## TASK REQUIREMENTS
Give the entries again exactly, every one of them.

• • • •

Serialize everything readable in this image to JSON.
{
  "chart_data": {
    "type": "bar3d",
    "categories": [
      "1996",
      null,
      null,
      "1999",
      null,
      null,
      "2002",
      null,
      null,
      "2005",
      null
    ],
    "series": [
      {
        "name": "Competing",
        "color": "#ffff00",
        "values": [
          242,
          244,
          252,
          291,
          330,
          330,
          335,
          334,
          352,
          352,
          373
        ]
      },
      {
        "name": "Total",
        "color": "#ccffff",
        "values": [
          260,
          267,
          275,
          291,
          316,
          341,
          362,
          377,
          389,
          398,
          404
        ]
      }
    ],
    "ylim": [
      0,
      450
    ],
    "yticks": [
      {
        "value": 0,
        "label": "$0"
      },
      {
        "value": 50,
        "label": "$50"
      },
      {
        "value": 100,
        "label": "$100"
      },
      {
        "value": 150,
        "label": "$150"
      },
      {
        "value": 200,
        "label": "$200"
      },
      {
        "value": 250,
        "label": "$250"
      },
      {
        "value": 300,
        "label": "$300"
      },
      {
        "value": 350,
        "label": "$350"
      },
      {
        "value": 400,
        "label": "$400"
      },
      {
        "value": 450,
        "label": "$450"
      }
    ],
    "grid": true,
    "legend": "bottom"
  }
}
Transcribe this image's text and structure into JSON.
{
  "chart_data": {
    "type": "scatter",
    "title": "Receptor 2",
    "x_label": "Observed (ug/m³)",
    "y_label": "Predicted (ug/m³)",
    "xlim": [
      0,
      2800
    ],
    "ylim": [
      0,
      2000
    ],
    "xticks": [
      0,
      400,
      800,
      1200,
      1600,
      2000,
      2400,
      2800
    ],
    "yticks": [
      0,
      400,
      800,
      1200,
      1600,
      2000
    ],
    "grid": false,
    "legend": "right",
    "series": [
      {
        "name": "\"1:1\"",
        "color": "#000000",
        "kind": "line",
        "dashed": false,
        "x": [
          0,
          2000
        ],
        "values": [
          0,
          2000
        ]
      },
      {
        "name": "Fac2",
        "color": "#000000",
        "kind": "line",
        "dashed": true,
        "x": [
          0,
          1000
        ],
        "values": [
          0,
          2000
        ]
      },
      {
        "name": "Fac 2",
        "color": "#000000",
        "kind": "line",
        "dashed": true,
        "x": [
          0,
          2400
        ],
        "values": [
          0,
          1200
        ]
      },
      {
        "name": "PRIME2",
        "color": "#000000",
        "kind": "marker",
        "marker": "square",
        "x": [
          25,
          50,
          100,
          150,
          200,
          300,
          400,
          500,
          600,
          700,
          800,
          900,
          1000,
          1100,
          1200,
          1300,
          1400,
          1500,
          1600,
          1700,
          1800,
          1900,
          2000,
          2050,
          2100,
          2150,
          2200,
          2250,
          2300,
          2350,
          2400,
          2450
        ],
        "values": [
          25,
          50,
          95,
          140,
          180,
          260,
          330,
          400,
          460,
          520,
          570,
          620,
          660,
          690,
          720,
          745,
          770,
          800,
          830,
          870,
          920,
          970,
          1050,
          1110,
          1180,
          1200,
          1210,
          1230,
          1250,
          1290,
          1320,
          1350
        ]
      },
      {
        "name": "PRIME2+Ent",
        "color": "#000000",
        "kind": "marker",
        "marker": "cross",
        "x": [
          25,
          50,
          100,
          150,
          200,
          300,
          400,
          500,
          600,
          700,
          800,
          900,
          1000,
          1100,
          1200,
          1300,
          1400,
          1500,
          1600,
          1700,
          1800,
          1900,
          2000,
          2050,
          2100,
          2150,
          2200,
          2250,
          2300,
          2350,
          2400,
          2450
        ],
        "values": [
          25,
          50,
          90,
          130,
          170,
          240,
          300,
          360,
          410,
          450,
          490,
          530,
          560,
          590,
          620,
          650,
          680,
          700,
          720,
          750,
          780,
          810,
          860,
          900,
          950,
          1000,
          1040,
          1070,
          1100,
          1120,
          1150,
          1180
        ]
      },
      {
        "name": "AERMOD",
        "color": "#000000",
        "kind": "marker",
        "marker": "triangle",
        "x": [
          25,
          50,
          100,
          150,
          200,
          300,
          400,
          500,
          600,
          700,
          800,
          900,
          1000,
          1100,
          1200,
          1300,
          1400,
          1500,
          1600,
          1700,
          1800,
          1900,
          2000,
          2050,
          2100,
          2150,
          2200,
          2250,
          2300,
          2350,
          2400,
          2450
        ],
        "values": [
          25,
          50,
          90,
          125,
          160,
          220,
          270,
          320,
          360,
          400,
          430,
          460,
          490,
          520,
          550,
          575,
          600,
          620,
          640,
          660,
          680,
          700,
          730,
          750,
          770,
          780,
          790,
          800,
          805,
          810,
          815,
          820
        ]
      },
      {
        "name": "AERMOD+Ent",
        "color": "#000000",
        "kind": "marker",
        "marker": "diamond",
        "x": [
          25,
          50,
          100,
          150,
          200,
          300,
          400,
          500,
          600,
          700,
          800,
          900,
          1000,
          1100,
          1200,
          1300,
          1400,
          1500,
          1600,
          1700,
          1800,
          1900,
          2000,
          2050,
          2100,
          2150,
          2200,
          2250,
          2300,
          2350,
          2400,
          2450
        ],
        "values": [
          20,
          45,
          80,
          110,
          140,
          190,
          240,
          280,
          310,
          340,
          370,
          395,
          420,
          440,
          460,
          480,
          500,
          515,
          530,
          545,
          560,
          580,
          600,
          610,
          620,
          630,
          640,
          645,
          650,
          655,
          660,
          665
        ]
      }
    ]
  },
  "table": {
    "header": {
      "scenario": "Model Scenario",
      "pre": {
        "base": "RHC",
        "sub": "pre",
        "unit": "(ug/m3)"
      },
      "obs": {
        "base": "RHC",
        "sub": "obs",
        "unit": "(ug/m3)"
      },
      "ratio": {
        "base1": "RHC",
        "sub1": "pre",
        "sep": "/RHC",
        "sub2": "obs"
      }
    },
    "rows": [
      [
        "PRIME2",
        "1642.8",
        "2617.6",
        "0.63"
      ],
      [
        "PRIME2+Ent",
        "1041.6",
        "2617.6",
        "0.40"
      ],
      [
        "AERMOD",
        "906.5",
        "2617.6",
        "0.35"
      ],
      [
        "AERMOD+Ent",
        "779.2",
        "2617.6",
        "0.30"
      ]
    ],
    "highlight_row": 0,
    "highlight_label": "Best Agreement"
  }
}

• • • •

## WORKED ANSWER
Serialize everything readable in this image to JSON.
{
  "chart_data": {
    "type": "bar3d",
    "categories": [
      "1996",
      null,
      null,
      "1999",
      null,
      null,
      "2002",
      null,
      null,
      "2005",
      null
    ],
    "series": [
      {
        "name": "Competing",
        "color": "#ffff00",
        "values": [
          242,
          244,
          252,
          291,
          330,
          330,
          335,
          334,
          352,
          352,
          373
        ]
      },
      {
        "name": "Total",
        "color": "#ccffff",
        "values": [
          260,
          267,
          275,
          291,
          316,
          341,
          362,
          377,
          389,
          398,
          404
        ]
      }
    ],
    "ylim": [
      0,
      450
    ],
    "yticks": [
      {
        "value": 0,
        "label": "$0"
      },
      {
        "value": 50,
        "label": "$50"
      },
      {
        "value": 100,
        "label": "$100"
      },
      {
        "value": 150,
        "label": "$150"
      },
      {
        "value": 200,
        "label": "$200"
      },
      {
        "value": 250,
        "label": "$250"
      },
      {
        "value": 300,
        "label": "$300"
      },
      {
        "value": 350,
        "label": "$350"
      },
      {
        "value": 400,
        "label": "$400"
      },
      {
        "value": 450,
        "label": "$450"
      }
    ],
    "grid": true,
    "legend": "bottom"
  }
}
Transcribe this image's text and structure into JSON.
{
  "chart_data": {
    "type": "scatter",
    "title": "Receptor 2",
    "x_label": "Observed (ug/m³)",
    "y_label": "Predicted (ug/m³)",
    "xlim": [
      0,
      2800
    ],
    "ylim": [
      0,
      2000
    ],
    "xticks": [
      0,
      400,
      800,
      1200,
      1600,
      2000,
      2400,
      2800
    ],
    "yticks": [
      0,
      400,
      800,
      1200,
      1600,
      2000
    ],
    "grid": false,
    "legend": "right",
    "series": [
      {
        "name": "\"1:1\"",
        "color": "#000000",
        "kind": "line",
        "dashed": false,
        "x": [
          0,
          2000
        ],
        "values": [
          0,
          2000
        ]
      },
      {
        "name": "Fac2",
        "color": "#000000",
        "kind": "line",
        "dashed": true,
        "x": [
          0,
          1000
        ],
        "values": [
          0,
          2000
        ]
      },
      {
        "name": "Fac 2",
        "color": "#000000",
        "kind": "line",
        "dashed": true,
        "x": [
          0,
          2400
        ],
        "values": [
          0,
          1200
        ]
      },
      {
        "name": "PRIME2",
        "color": "#000000",
        "kind": "marker",
        "marker": "square",
        "x": [
          25,
          50,
          100,
          150,
          200,
          300,
          400,
          500,
          600,
          700,
          800,
          900,
          1000,
          1100,
          1200,
          1300,
          1400,
          1500,
          1600,
          1700,
          1800,
          1900,
          2000,
          2050,
          2100,
          2150,
          2200,
          2250,
          2300,
          2350,
          2400,
          2450
        ],
        "values": [
          25,
          50,
          95,
          140,
          180,
          260,
          330,
          400,
          460,
          520,
          570,
          620,
          660,
          690,
          720,
          745,
          770,
          800,
          830,
          870,
          920,
          970,
          1050,
          1110,
          1180,
          1200,
          1210,
          1230,
          1250,
          1290,
          1320,
          1350
        ]
      },
      {
        "name": "PRIME2+Ent",
        "color": "#000000",
        "kind": "marker",
        "marker": "cross",
        "x": [
          25,
          50,
          100,
          150,
          200,
          300,
          400,
          500,
          600,
          700,
          800,
          900,
          1000,
          1100,
          1200,
          1300,
          1400,
          1500,
          1600,
          1700,
          1800,
          1900,
          2000,
          2050,
          2100,
          2150,
          2200,
          2250,
          2300,
          2350,
          2400,
          2450
        ],
        "values": [
          25,
          50,
          90,
          130,
          170,
          240,
          300,
          360,
          410,
          450,
          490,
          530,
          560,
          590,
          620,
          650,
          680,
          700,
          720,
          750,
          780,
          810,
          860,
          900,
          950,
          1000,
          1040,
          1070,
          1100,
          1120,
          1150,
          1180
        ]
      },
      {
        "name": "AERMOD",
        "color": "#000000",
        "kind": "marker",
        "marker": "triangle",
        "x": [
          25,
          50,
          100,
          150,
          200,
          300,
          400,
          500,
          600,
          700,
          800,
          900,
          1000,
          1100,
          1200,
          1300,
          1400,
          1500,
          1600,
          1700,
          1800,
          1900,
          2000,
          2050,
          2100,
          2150,
          2200,
          2250,
          2300,
          2350,
          2400,
          2450
        ],
        "values": [
          25,
          50,
          90,
          125,
          160,
          220,
          270,
          320,
          360,
          400,
          430,
          460,
          490,
          520,
          550,
          575,
          600,
          620,
          640,
          660,
          680,
          700,
          730,
          750,
          770,
          780,
          790,
          800,
          805,
          810,
          815,
          820
        ]
      },
      {
        "name": "AERMOD+Ent",
        "color": "#000000",
        "kind": "marker",
        "marker": "diamond",
        "x": [
          25,
          50,
          100,
          150,
          200,
          300,
          400,
          500,
          600,
          700,
          800,
          900,
          1000,
          1100,
          1200,
          1300,
          1400,
          1500,
          1600,
          1700,
          1800,
          1900,
          2000,
          2050,
          2100,
          2150,
          2200,
          2250,
          2300,
          2350,
          2400,
          2450
        ],
        "values": [
          20,
          45,
          80,
          110,
          140,
          190,
          240,
          280,
          310,
          340,
          370,
          395,
          420,
          440,
          460,
          480,
          500,
          515,
          530,
          545,
          560,
          580,
          600,
          610,
          620,
          630,
          640,
          645,
          650,
          655,
          660,
          665
        ]
      }
    ]
  },
  "table": {
    "header": {
      "scenario": "Model Scenario",
      "pre": {
        "base": "RHC",
        "sub": "pre",
        "unit": "(ug/m3)"
      },
      "obs": {
        "base": "RHC",
        "sub": "obs",
        "unit": "(ug/m3)"
      },
      "ratio": {
        "base1": "RHC",
        "sub1": "pre",
        "sep": "/RHC",
        "sub2": "obs"
      }
    },
    "rows": [
      [
        "PRIME2",
        "1642.8",
        "2617.6",
        "0.63"
      ],
      [
        "PRIME2+Ent",
        "1041.6",
        "2617.6",
        "0.40"
      ],
      [
        "AERMOD",
        "906.5",
        "2617.6",
        "0.35"
      ],
      [
        "AERMOD+Ent",
        "779.2",
        "2617.6",
        "0.30"
      ]
    ],
    "highlight_row": 0,
    "highlight_label": "Best Agreement"
  }
}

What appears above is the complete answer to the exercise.